═════ The records ═════

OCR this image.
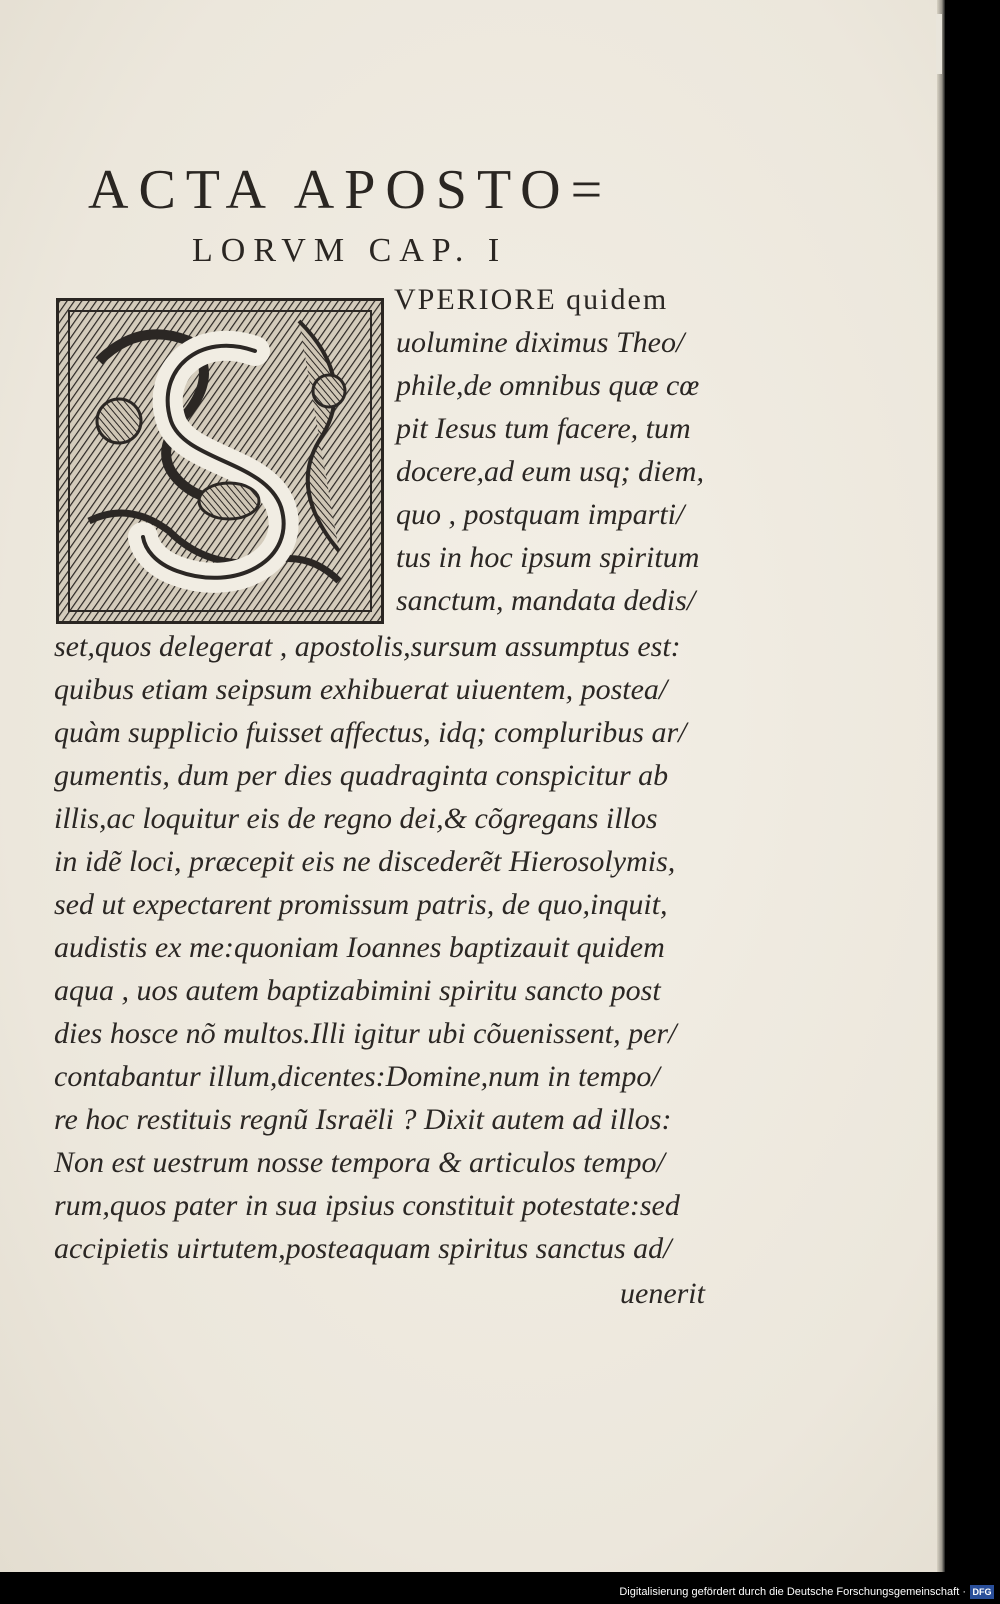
ACTA APOSTO=
LORVM CAP. I
VPERIORE quidem
uolumine diximus Theo/
phile,de omnibus quæ cœ
pit Iesus tum facere, tum
docere,ad eum usq; diem,
quo , postquam imparti/
tus in hoc ipsum spiritum
sanctum, mandata dedis/
set,quos delegerat , apostolis,sursum assumptus est:
quibus etiam seipsum exhibuerat uiuentem, postea/
quàm supplicio fuisset affectus, idq; compluribus ar/
gumentis, dum per dies quadraginta conspicitur ab
illis,ac loquitur eis de regno dei,& cõgregans illos
in idẽ loci, præcepit eis ne discederẽt Hierosolymis,
sed ut expectarent promissum patris, de quo,inquit,
audistis ex me:quoniam Ioannes baptizauit quidem
aqua , uos autem baptizabimini spiritu sancto post
dies hosce nõ multos.Illi igitur ubi cõuenissent, per/
contabantur illum,dicentes:Domine,num in tempo/
re hoc restituis regnũ Israëli ? Dixit autem ad illos:
Non est uestrum nosse tempora & articulos tempo/
rum,quos pater in sua ipsius constituit potestate:sed
accipietis uirtutem,posteaquam spiritus sanctus ad/
uenerit
Digitalisierung gefördert durch die Deutsche Forschungsgemeinschaft · DFG
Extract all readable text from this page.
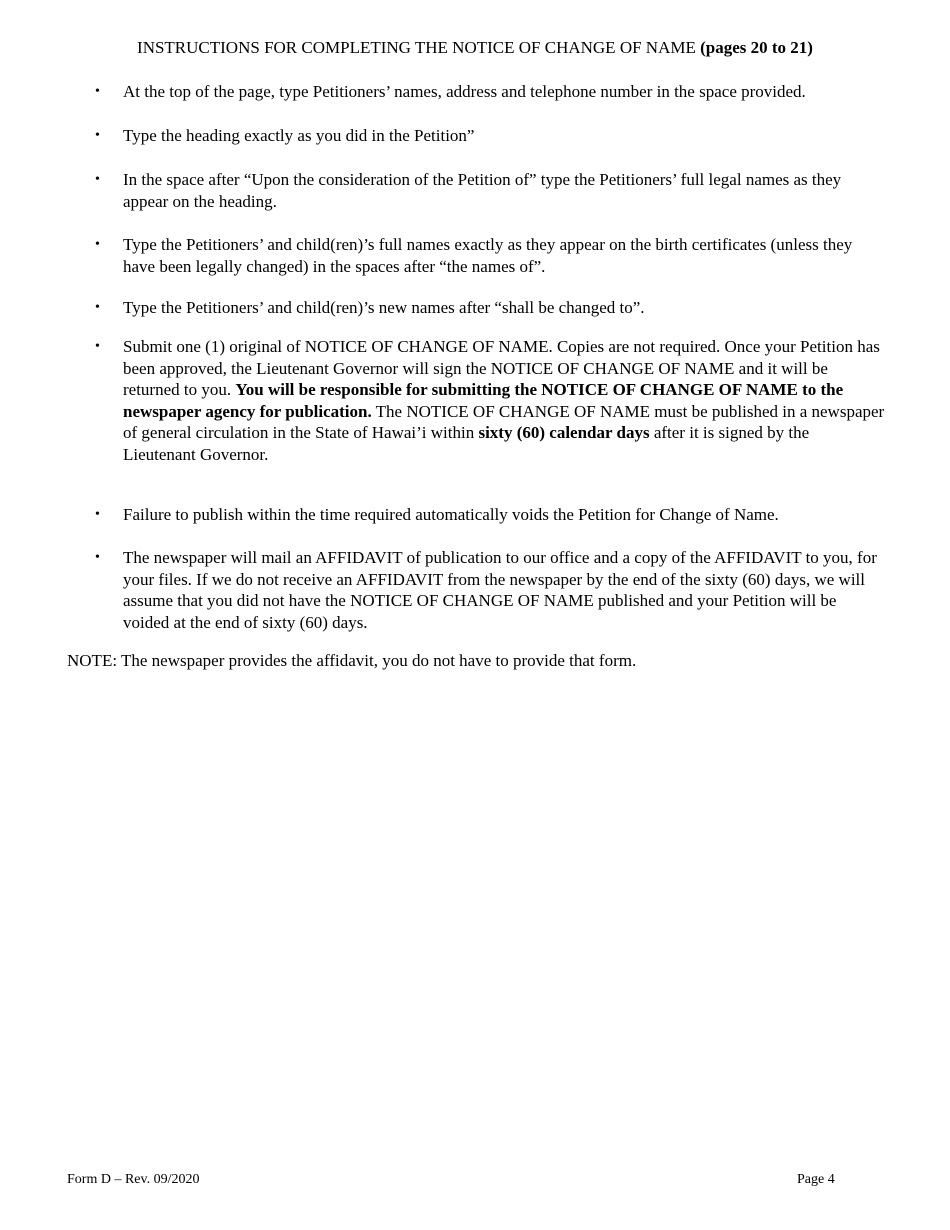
INSTRUCTIONS FOR COMPLETING THE NOTICE OF CHANGE OF NAME (pages 20 to 21)
•	At the top of the page, type Petitioners’ names, address and telephone number in the space provided.
•	Type the heading exactly as you did in the Petition”
•	In the space after “Upon the consideration of the Petition of” type the Petitioners’ full legal names as they appear on the heading.
•	Type the Petitioners’ and child(ren)’s full names exactly as they appear on the birth certificates (unless they have been legally changed) in the spaces after “the names of”.
•	Type the Petitioners’ and child(ren)’s new names after “shall be changed to”.
•	Submit one (1) original of NOTICE OF CHANGE OF NAME. Copies are not required. Once your Petition has been approved, the Lieutenant Governor will sign the NOTICE OF CHANGE OF NAME and it will be returned to you. You will be responsible for submitting the NOTICE OF CHANGE OF NAME to the newspaper agency for publication. The NOTICE OF CHANGE OF NAME must be published in a newspaper of general circulation in the State of Hawai’i within sixty (60) calendar days after it is signed by the Lieutenant Governor.
•	Failure to publish within the time required automatically voids the Petition for Change of Name.
•	The newspaper will mail an AFFIDAVIT of publication to our office and a copy of the AFFIDAVIT to you, for your files. If we do not receive an AFFIDAVIT from the newspaper by the end of the sixty (60) days, we will assume that you did not have the NOTICE OF CHANGE OF NAME published and your Petition will be voided at the end of sixty (60) days.
NOTE: The newspaper provides the affidavit, you do not have to provide that form.
Form D – Rev. 09/2020	Page 4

═════

• [Short exercise] Identify the lines in the records above that contain the word "heading", then state how many there are and nothing more.

• [Answer for the task] 2